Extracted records

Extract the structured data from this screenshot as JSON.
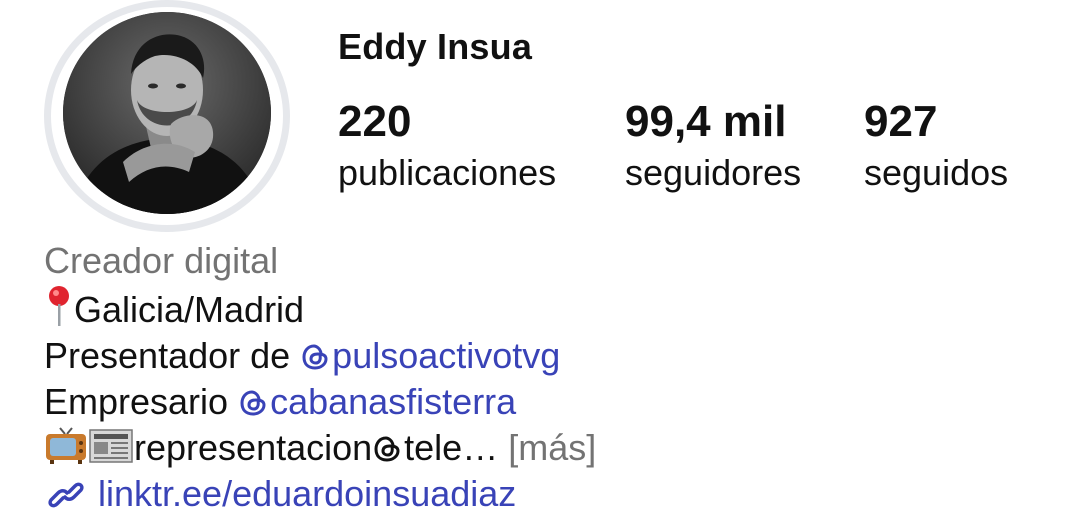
{
  "profile": {
    "username": "Eddy Insua",
    "stats": [
      {
        "value": "220",
        "label": "publicaciones"
      },
      {
        "value": "99,4 mil",
        "label": "seguidores"
      },
      {
        "value": "927",
        "label": "seguidos"
      }
    ]
  },
  "bio": {
    "category": "Creador digital",
    "location": "Galicia/Madrid",
    "presenter_prefix": "Presentador de ",
    "presenter_handle": "pulsoactivotvg",
    "business_prefix": "Empresario ",
    "business_handle": "cabanasfisterra",
    "contact_prefix": "representacion",
    "contact_suffix": "tele…",
    "more_label": "[más]",
    "link": "linktr.ee/eduardoinsuadiaz"
  },
  "icons": {
    "location": "round-pushpin-icon",
    "threads": "threads-icon",
    "tv": "television-icon",
    "news": "newspaper-icon",
    "link": "link-icon"
  },
  "colors": {
    "mention": "#3943b7",
    "secondary_text": "#737373",
    "avatar_ring": "#e6e8ec"
  }
}
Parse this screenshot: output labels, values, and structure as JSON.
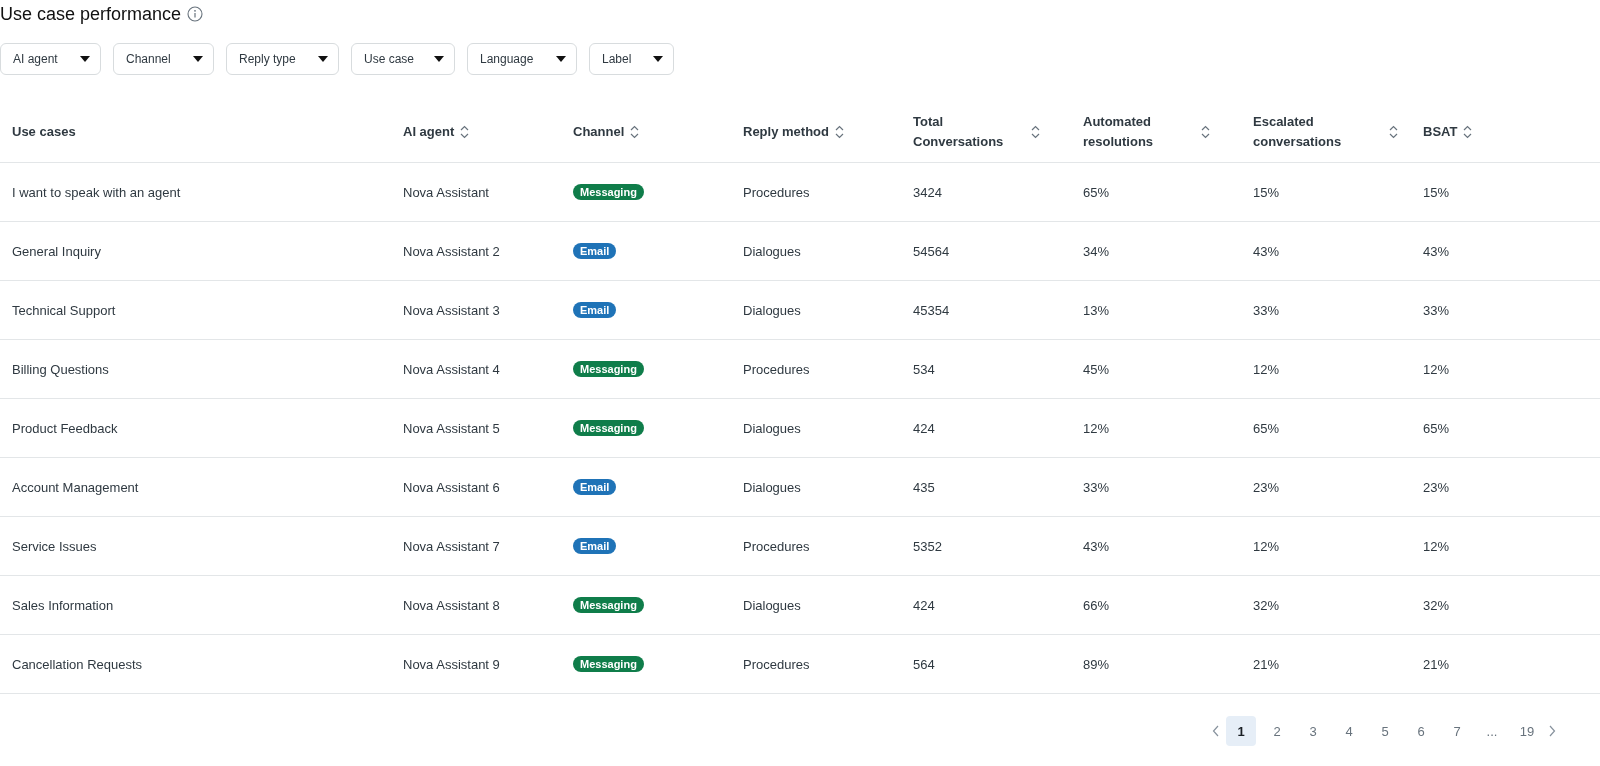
{
  "title": "Use case performance",
  "filters": [
    "AI agent",
    "Channel",
    "Reply type",
    "Use case",
    "Language",
    "Label"
  ],
  "table": {
    "columns": [
      {
        "label": "Use cases",
        "sortable": false
      },
      {
        "label": "AI agent",
        "sortable": true
      },
      {
        "label": "Channel",
        "sortable": true
      },
      {
        "label": "Reply method",
        "sortable": true
      },
      {
        "label": "Total Conversations",
        "sortable": true
      },
      {
        "label": "Automated resolutions",
        "sortable": true
      },
      {
        "label": "Escalated conversations",
        "sortable": true
      },
      {
        "label": "BSAT",
        "sortable": true
      }
    ],
    "rows": [
      {
        "use_case": "I want to speak with an agent",
        "agent": "Nova Assistant",
        "channel": {
          "label": "Messaging",
          "color": "#0f7d4a"
        },
        "reply_method": "Procedures",
        "total": "3424",
        "automated": "65%",
        "escalated": "15%",
        "bsat": "15%"
      },
      {
        "use_case": "General Inquiry",
        "agent": "Nova Assistant 2",
        "channel": {
          "label": "Email",
          "color": "#1f73b7"
        },
        "reply_method": "Dialogues",
        "total": "54564",
        "automated": "34%",
        "escalated": "43%",
        "bsat": "43%"
      },
      {
        "use_case": "Technical Support",
        "agent": "Nova Assistant 3",
        "channel": {
          "label": "Email",
          "color": "#1f73b7"
        },
        "reply_method": "Dialogues",
        "total": "45354",
        "automated": "13%",
        "escalated": "33%",
        "bsat": "33%"
      },
      {
        "use_case": "Billing Questions",
        "agent": "Nova Assistant 4",
        "channel": {
          "label": "Messaging",
          "color": "#0f7d4a"
        },
        "reply_method": "Procedures",
        "total": "534",
        "automated": "45%",
        "escalated": "12%",
        "bsat": "12%"
      },
      {
        "use_case": "Product Feedback",
        "agent": "Nova Assistant 5",
        "channel": {
          "label": "Messaging",
          "color": "#0f7d4a"
        },
        "reply_method": "Dialogues",
        "total": "424",
        "automated": "12%",
        "escalated": "65%",
        "bsat": "65%"
      },
      {
        "use_case": "Account Management",
        "agent": "Nova Assistant 6",
        "channel": {
          "label": "Email",
          "color": "#1f73b7"
        },
        "reply_method": "Dialogues",
        "total": "435",
        "automated": "33%",
        "escalated": "23%",
        "bsat": "23%"
      },
      {
        "use_case": "Service Issues",
        "agent": "Nova Assistant 7",
        "channel": {
          "label": "Email",
          "color": "#1f73b7"
        },
        "reply_method": "Procedures",
        "total": "5352",
        "automated": "43%",
        "escalated": "12%",
        "bsat": "12%"
      },
      {
        "use_case": "Sales Information",
        "agent": "Nova Assistant 8",
        "channel": {
          "label": "Messaging",
          "color": "#0f7d4a"
        },
        "reply_method": "Dialogues",
        "total": "424",
        "automated": "66%",
        "escalated": "32%",
        "bsat": "32%"
      },
      {
        "use_case": "Cancellation Requests",
        "agent": "Nova Assistant 9",
        "channel": {
          "label": "Messaging",
          "color": "#0f7d4a"
        },
        "reply_method": "Procedures",
        "total": "564",
        "automated": "89%",
        "escalated": "21%",
        "bsat": "21%"
      }
    ]
  },
  "pagination": {
    "pages": [
      {
        "label": "1",
        "kind": "page",
        "selected": true
      },
      {
        "label": "2",
        "kind": "page",
        "selected": false
      },
      {
        "label": "3",
        "kind": "page",
        "selected": false
      },
      {
        "label": "4",
        "kind": "page",
        "selected": false
      },
      {
        "label": "5",
        "kind": "page",
        "selected": false
      },
      {
        "label": "6",
        "kind": "page",
        "selected": false
      },
      {
        "label": "7",
        "kind": "page",
        "selected": false
      },
      {
        "label": "...",
        "kind": "gap"
      },
      {
        "label": "19",
        "kind": "page",
        "selected": false
      }
    ]
  }
}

● WHAT IS REQUIRED
Set down the complete material exactly, but do not include the images.

● EXPECTED ANSWER
Extract the structured data from this screenshot as JSON.
{
  "profile": {
    "username": "Eddy Insua",
    "stats": [
      {
        "value": "220",
        "label": "publicaciones"
      },
      {
        "value": "99,4 mil",
        "label": "seguidores"
      },
      {
        "value": "927",
        "label": "seguidos"
      }
    ]
  },
  "bio": {
    "category": "Creador digital",
    "location": "Galicia/Madrid",
    "presenter_prefix": "Presentador de ",
    "presenter_handle": "pulsoactivotvg",
    "business_prefix": "Empresario ",
    "business_handle": "cabanasfisterra",
    "contact_prefix": "representacion",
    "contact_suffix": "tele…",
    "more_label": "[más]",
    "link": "linktr.ee/eduardoinsuadiaz"
  },
  "icons": {
    "location": "round-pushpin-icon",
    "threads": "threads-icon",
    "tv": "television-icon",
    "news": "newspaper-icon",
    "link": "link-icon"
  },
  "colors": {
    "mention": "#3943b7",
    "secondary_text": "#737373",
    "avatar_ring": "#e6e8ec"
  }
}
Parse this screenshot: output labels, values, and structure as JSON.
{
  "title": "Use case performance",
  "filters": [
    "AI agent",
    "Channel",
    "Reply type",
    "Use case",
    "Language",
    "Label"
  ],
  "table": {
    "columns": [
      {
        "label": "Use cases",
        "sortable": false
      },
      {
        "label": "AI agent",
        "sortable": true
      },
      {
        "label": "Channel",
        "sortable": true
      },
      {
        "label": "Reply method",
        "sortable": true
      },
      {
        "label": "Total Conversations",
        "sortable": true
      },
      {
        "label": "Automated resolutions",
        "sortable": true
      },
      {
        "label": "Escalated conversations",
        "sortable": true
      },
      {
        "label": "BSAT",
        "sortable": true
      }
    ],
    "rows": [
      {
        "use_case": "I want to speak with an agent",
        "agent": "Nova Assistant",
        "channel": {
          "label": "Messaging",
          "color": "#0f7d4a"
        },
        "reply_method": "Procedures",
        "total": "3424",
        "automated": "65%",
        "escalated": "15%",
        "bsat": "15%"
      },
      {
        "use_case": "General Inquiry",
        "agent": "Nova Assistant 2",
        "channel": {
          "label": "Email",
          "color": "#1f73b7"
        },
        "reply_method": "Dialogues",
        "total": "54564",
        "automated": "34%",
        "escalated": "43%",
        "bsat": "43%"
      },
      {
        "use_case": "Technical Support",
        "agent": "Nova Assistant 3",
        "channel": {
          "label": "Email",
          "color": "#1f73b7"
        },
        "reply_method": "Dialogues",
        "total": "45354",
        "automated": "13%",
        "escalated": "33%",
        "bsat": "33%"
      },
      {
        "use_case": "Billing Questions",
        "agent": "Nova Assistant 4",
        "channel": {
          "label": "Messaging",
          "color": "#0f7d4a"
        },
        "reply_method": "Procedures",
        "total": "534",
        "automated": "45%",
        "escalated": "12%",
        "bsat": "12%"
      },
      {
        "use_case": "Product Feedback",
        "agent": "Nova Assistant 5",
        "channel": {
          "label": "Messaging",
          "color": "#0f7d4a"
        },
        "reply_method": "Dialogues",
        "total": "424",
        "automated": "12%",
        "escalated": "65%",
        "bsat": "65%"
      },
      {
        "use_case": "Account Management",
        "agent": "Nova Assistant 6",
        "channel": {
          "label": "Email",
          "color": "#1f73b7"
        },
        "reply_method": "Dialogues",
        "total": "435",
        "automated": "33%",
        "escalated": "23%",
        "bsat": "23%"
      },
      {
        "use_case": "Service Issues",
        "agent": "Nova Assistant 7",
        "channel": {
          "label": "Email",
          "color": "#1f73b7"
        },
        "reply_method": "Procedures",
        "total": "5352",
        "automated": "43%",
        "escalated": "12%",
        "bsat": "12%"
      },
      {
        "use_case": "Sales Information",
        "agent": "Nova Assistant 8",
        "channel": {
          "label": "Messaging",
          "color": "#0f7d4a"
        },
        "reply_method": "Dialogues",
        "total": "424",
        "automated": "66%",
        "escalated": "32%",
        "bsat": "32%"
      },
      {
        "use_case": "Cancellation Requests",
        "agent": "Nova Assistant 9",
        "channel": {
          "label": "Messaging",
          "color": "#0f7d4a"
        },
        "reply_method": "Procedures",
        "total": "564",
        "automated": "89%",
        "escalated": "21%",
        "bsat": "21%"
      }
    ]
  },
  "pagination": {
    "pages": [
      {
        "label": "1",
        "kind": "page",
        "selected": true
      },
      {
        "label": "2",
        "kind": "page",
        "selected": false
      },
      {
        "label": "3",
        "kind": "page",
        "selected": false
      },
      {
        "label": "4",
        "kind": "page",
        "selected": false
      },
      {
        "label": "5",
        "kind": "page",
        "selected": false
      },
      {
        "label": "6",
        "kind": "page",
        "selected": false
      },
      {
        "label": "7",
        "kind": "page",
        "selected": false
      },
      {
        "label": "...",
        "kind": "gap"
      },
      {
        "label": "19",
        "kind": "page",
        "selected": false
      }
    ]
  }
}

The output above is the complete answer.